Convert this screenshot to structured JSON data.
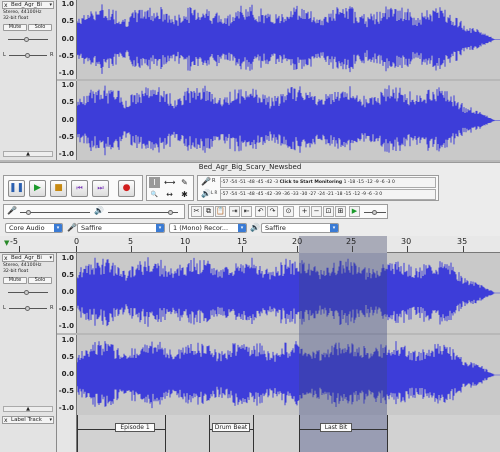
{
  "window": {
    "title": "Bed_Agr_Big_Scary_Newsbed"
  },
  "colors": {
    "waveform": "#3d3dd9",
    "wave_bg": "#c9c9c9",
    "selection": "#5a5f99",
    "accent": "#3a7bd5"
  },
  "top_project": {
    "track": {
      "name": "Bed_Agr_Bi",
      "info1": "Stereo, 44100Hz",
      "info2": "32-bit float",
      "mute": "Mute",
      "solo": "Solo",
      "left": "L",
      "right": "R",
      "close": "x",
      "menu": "▾",
      "collapse": "▲"
    },
    "scale_upper": [
      "1.0",
      "0.5",
      "0.0",
      "-0.5",
      "-1.0"
    ],
    "scale_lower": [
      "1.0",
      "0.5",
      "0.0",
      "-0.5",
      "-1.0"
    ]
  },
  "toolbar": {
    "pause": "❚❚",
    "play": "▶",
    "stop": "■",
    "skip_start": "⏮",
    "skip_end": "⏭",
    "record": "●",
    "tools": [
      "I",
      "⟷",
      "✎",
      "🔍",
      "↔",
      "✱"
    ],
    "record_meter_label": "R",
    "playback_meter_label": "L R",
    "meter_scale": "-57 -54 -51 -48 -45 -42 -3",
    "meter_hint": "Click to Start Monitoring",
    "meter_scale_2": "1 -18 -15 -12 -9 -6 -3 0",
    "playback_scale": "-57 -54 -51 -48 -45 -42 -39 -36 -33 -30 -27 -24 -21 -18 -15 -12 -9 -6 -3 0"
  },
  "device": {
    "host": "Core Audio",
    "input": "Saffire",
    "channels": "1 (Mono) Recor...",
    "output": "Saffire"
  },
  "ruler": {
    "ticks": [
      "-5",
      "0",
      "5",
      "10",
      "15",
      "20",
      "25",
      "30",
      "35"
    ]
  },
  "bottom_project": {
    "track": {
      "name": "Bed_Agr_Bi",
      "info1": "Stereo, 44100Hz",
      "info2": "32-bit float",
      "mute": "Mute",
      "solo": "Solo",
      "left": "L",
      "right": "R",
      "close": "x",
      "menu": "▾",
      "collapse": "▲"
    },
    "scale_upper": [
      "1.0",
      "0.5",
      "0.0",
      "-0.5",
      "-1.0"
    ],
    "scale_lower": [
      "1.0",
      "0.5",
      "0.0",
      "-0.5",
      "-1.0"
    ],
    "label_track": {
      "name": "Label Track",
      "labels": [
        "Episode 1",
        "Drum Beat",
        "Last Bit"
      ]
    }
  }
}
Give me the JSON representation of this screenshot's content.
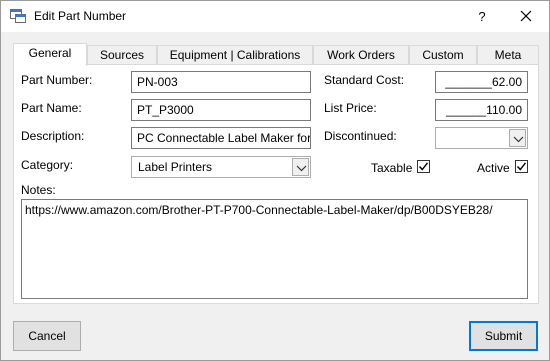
{
  "window": {
    "title": "Edit Part Number",
    "help_label": "?"
  },
  "tabs": [
    {
      "label": "General",
      "active": true
    },
    {
      "label": "Sources"
    },
    {
      "label": "Equipment | Calibrations"
    },
    {
      "label": "Work Orders"
    },
    {
      "label": "Custom"
    },
    {
      "label": "Meta"
    }
  ],
  "form": {
    "part_number_label": "Part Number:",
    "part_number_value": "PN-003",
    "part_name_label": "Part Name:",
    "part_name_value": "PT_P3000",
    "description_label": "Description:",
    "description_value": "PC Connectable Label Maker for",
    "category_label": "Category:",
    "category_value": "Label Printers",
    "standard_cost_label": "Standard Cost:",
    "standard_cost_value": "_______62.00",
    "list_price_label": "List Price:",
    "list_price_value": "______110.00",
    "discontinued_label": "Discontinued:",
    "discontinued_value": "",
    "taxable_label": "Taxable",
    "taxable_checked": true,
    "active_label": "Active",
    "active_checked": true,
    "notes_label": "Notes:",
    "notes_value": "https://www.amazon.com/Brother-PT-P700-Connectable-Label-Maker/dp/B00DSYEB28/"
  },
  "buttons": {
    "cancel_label": "Cancel",
    "submit_label": "Submit"
  },
  "colors": {
    "accent": "#0078d7",
    "window_bg": "#f0f0f0",
    "panel_bg": "#ffffff"
  }
}
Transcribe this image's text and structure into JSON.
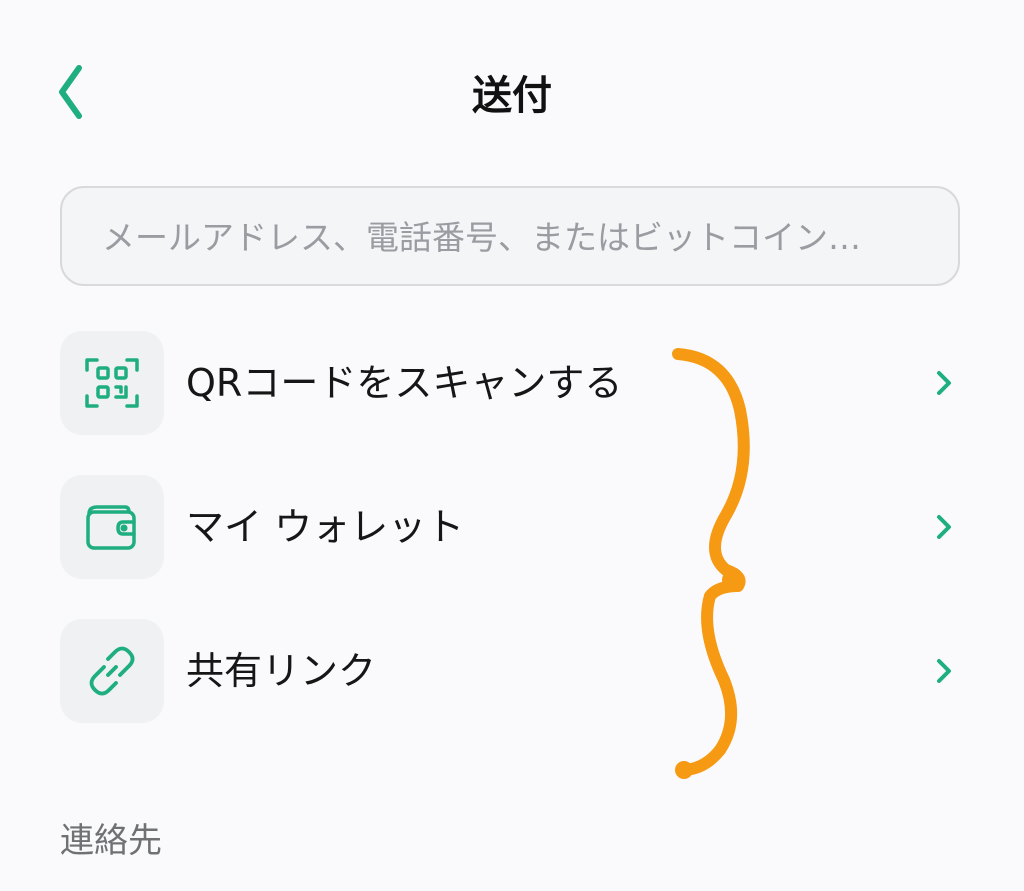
{
  "header": {
    "title": "送付",
    "back_icon": "chevron-left-icon"
  },
  "search": {
    "placeholder": "メールアドレス、電話番号、またはビットコイン…",
    "value": ""
  },
  "options": [
    {
      "label": "QRコードをスキャンする",
      "icon": "qr-scan-icon"
    },
    {
      "label": "マイ ウォレット",
      "icon": "wallet-icon"
    },
    {
      "label": "共有リンク",
      "icon": "link-icon"
    }
  ],
  "contacts": {
    "section_label": "連絡先"
  },
  "colors": {
    "accent": "#1fae7f",
    "annotation": "#f59a12",
    "background": "#fafafc"
  }
}
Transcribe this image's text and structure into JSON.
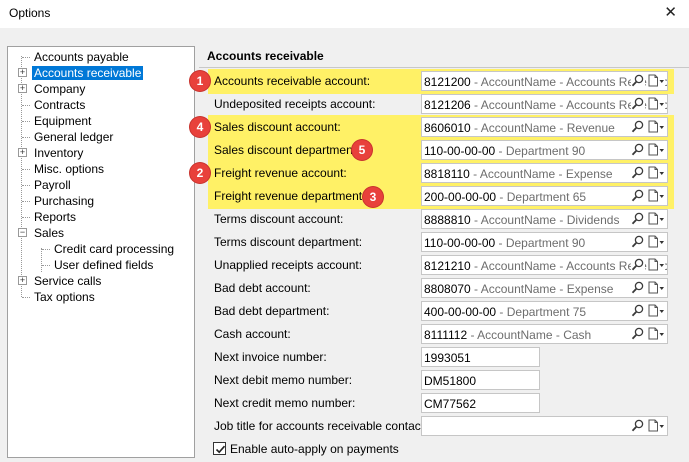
{
  "window": {
    "title": "Options",
    "close_glyph": "✕"
  },
  "tree": {
    "items": [
      {
        "label": "Accounts payable",
        "expandable": false,
        "selected": false,
        "level": 0
      },
      {
        "label": "Accounts receivable",
        "expandable": true,
        "selected": true,
        "level": 0
      },
      {
        "label": "Company",
        "expandable": true,
        "selected": false,
        "level": 0
      },
      {
        "label": "Contracts",
        "expandable": false,
        "selected": false,
        "level": 0
      },
      {
        "label": "Equipment",
        "expandable": false,
        "selected": false,
        "level": 0
      },
      {
        "label": "General ledger",
        "expandable": false,
        "selected": false,
        "level": 0
      },
      {
        "label": "Inventory",
        "expandable": true,
        "selected": false,
        "level": 0
      },
      {
        "label": "Misc. options",
        "expandable": false,
        "selected": false,
        "level": 0
      },
      {
        "label": "Payroll",
        "expandable": false,
        "selected": false,
        "level": 0
      },
      {
        "label": "Purchasing",
        "expandable": false,
        "selected": false,
        "level": 0
      },
      {
        "label": "Reports",
        "expandable": false,
        "selected": false,
        "level": 0
      },
      {
        "label": "Sales",
        "expandable": true,
        "expanded": true,
        "selected": false,
        "level": 0
      },
      {
        "label": "Credit card processing",
        "expandable": false,
        "selected": false,
        "level": 1
      },
      {
        "label": "User defined fields",
        "expandable": false,
        "selected": false,
        "level": 1
      },
      {
        "label": "Service calls",
        "expandable": true,
        "selected": false,
        "level": 0
      },
      {
        "label": "Tax options",
        "expandable": false,
        "selected": false,
        "level": 0
      }
    ]
  },
  "panel": {
    "title": "Accounts receivable",
    "fields": [
      {
        "label": "Accounts receivable account:",
        "code": "8121200",
        "desc": " - AccountName - Accounts Receivable",
        "type": "lookup"
      },
      {
        "label": "Undeposited receipts account:",
        "code": "8121206",
        "desc": " - AccountName - Accounts Receivable",
        "type": "lookup"
      },
      {
        "label": "Sales discount account:",
        "code": "8606010",
        "desc": " - AccountName - Revenue",
        "type": "lookup"
      },
      {
        "label": "Sales discount department:",
        "code": "110-00-00-00",
        "desc": " - Department 90",
        "type": "lookup"
      },
      {
        "label": "Freight revenue account:",
        "code": "8818110",
        "desc": " - AccountName - Expense",
        "type": "lookup"
      },
      {
        "label": "Freight revenue department:",
        "code": "200-00-00-00",
        "desc": " - Department 65",
        "type": "lookup"
      },
      {
        "label": "Terms discount account:",
        "code": "8888810",
        "desc": " - AccountName - Dividends",
        "type": "lookup"
      },
      {
        "label": "Terms discount department:",
        "code": "110-00-00-00",
        "desc": " - Department 90",
        "type": "lookup"
      },
      {
        "label": "Unapplied receipts account:",
        "code": "8121210",
        "desc": " - AccountName - Accounts Receivable",
        "type": "lookup"
      },
      {
        "label": "Bad debt account:",
        "code": "8808070",
        "desc": " - AccountName - Expense",
        "type": "lookup"
      },
      {
        "label": "Bad debt department:",
        "code": "400-00-00-00",
        "desc": " - Department 75",
        "type": "lookup"
      },
      {
        "label": "Cash account:",
        "code": "8111112",
        "desc": " - AccountName - Cash",
        "type": "lookup"
      },
      {
        "label": "Next invoice number:",
        "code": "1993051",
        "desc": "",
        "type": "text"
      },
      {
        "label": "Next debit memo number:",
        "code": "DM51800",
        "desc": "",
        "type": "text"
      },
      {
        "label": "Next credit memo number:",
        "code": "CM77562",
        "desc": "",
        "type": "text"
      },
      {
        "label": "Job title for accounts receivable contact:",
        "code": "",
        "desc": "",
        "type": "lookup"
      }
    ],
    "checkbox": {
      "label": "Enable auto-apply on payments",
      "checked": true
    },
    "highlight_color": "#fff166"
  },
  "callouts": [
    {
      "number": "1"
    },
    {
      "number": "4"
    },
    {
      "number": "5"
    },
    {
      "number": "2"
    },
    {
      "number": "3"
    }
  ],
  "icons": {
    "lookup": "magnifier-icon",
    "dropdown": "document-dropdown-icon"
  }
}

--------------------

TASK INSTRUCTIONS
Select all lines in the listing above where the word "Freight" appears, and show them.

OUTPUT
        "label": "Freight revenue account:",
        "label": "Freight revenue department:",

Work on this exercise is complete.